REQUIREMENT:
Find every line containing the word "dots" and report the count, nothing more.

INPUT ROWS:

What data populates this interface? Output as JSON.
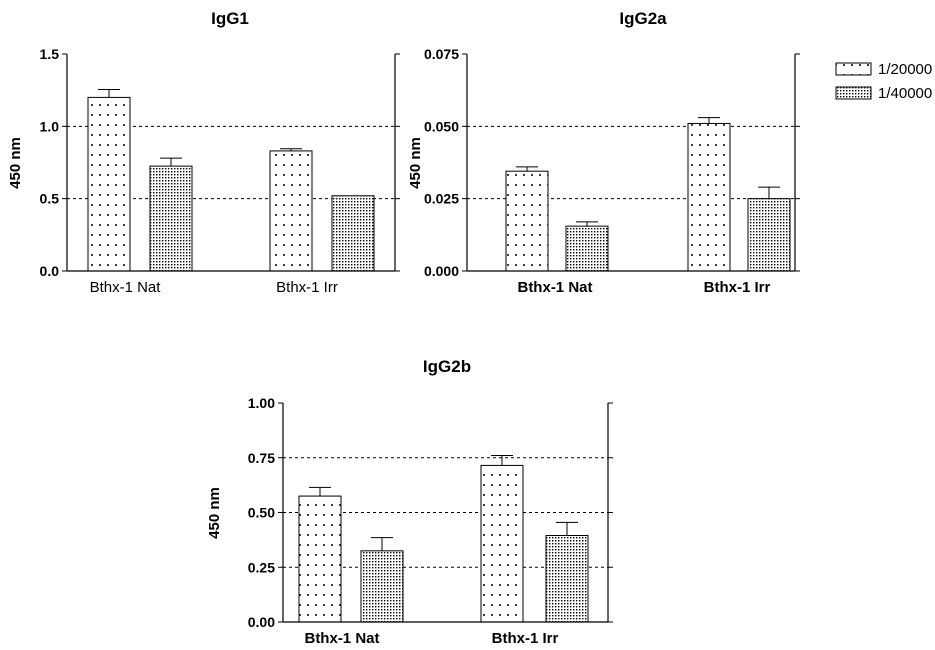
{
  "chart_data": [
    {
      "type": "bar",
      "title": "IgG1",
      "ylabel": "450 nm",
      "categories": [
        "Bthx-1 Nat",
        "Bthx-1 Irr"
      ],
      "yticks": [
        "0.0",
        "0.5",
        "1.0",
        "1.5"
      ],
      "ylim": [
        0,
        1.5
      ],
      "grid_values": [
        0.5,
        1.0
      ],
      "series": [
        {
          "name": "1/20000",
          "values": [
            1.2,
            0.83
          ],
          "errors": [
            0.055,
            0.015
          ]
        },
        {
          "name": "1/40000",
          "values": [
            0.725,
            0.52
          ],
          "errors": [
            0.055,
            0.0
          ]
        }
      ]
    },
    {
      "type": "bar",
      "title": "IgG2a",
      "ylabel": "450 nm",
      "categories": [
        "Bthx-1 Nat",
        "Bthx-1 Irr"
      ],
      "yticks": [
        "0.000",
        "0.025",
        "0.050",
        "0.075"
      ],
      "ylim": [
        0,
        0.075
      ],
      "grid_values": [
        0.025,
        0.05
      ],
      "series": [
        {
          "name": "1/20000",
          "values": [
            0.0345,
            0.051
          ],
          "errors": [
            0.0015,
            0.002
          ]
        },
        {
          "name": "1/40000",
          "values": [
            0.0155,
            0.025
          ],
          "errors": [
            0.0015,
            0.004
          ]
        }
      ]
    },
    {
      "type": "bar",
      "title": "IgG2b",
      "ylabel": "450 nm",
      "categories": [
        "Bthx-1 Nat",
        "Bthx-1 Irr"
      ],
      "yticks": [
        "0.00",
        "0.25",
        "0.50",
        "0.75",
        "1.00"
      ],
      "ylim": [
        0,
        1.0
      ],
      "grid_values": [
        0.25,
        0.5,
        0.75
      ],
      "series": [
        {
          "name": "1/20000",
          "values": [
            0.575,
            0.715
          ],
          "errors": [
            0.04,
            0.045
          ]
        },
        {
          "name": "1/40000",
          "values": [
            0.325,
            0.395
          ],
          "errors": [
            0.06,
            0.06
          ]
        }
      ]
    }
  ],
  "legend": [
    {
      "label": "1/20000",
      "pattern": "sparse-dots"
    },
    {
      "label": "1/40000",
      "pattern": "dense-dots"
    }
  ],
  "colors": {
    "bar_fill": "#ffffff",
    "stroke": "#000000",
    "grid": "#000000"
  }
}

EXERCISE SOLUTION:
2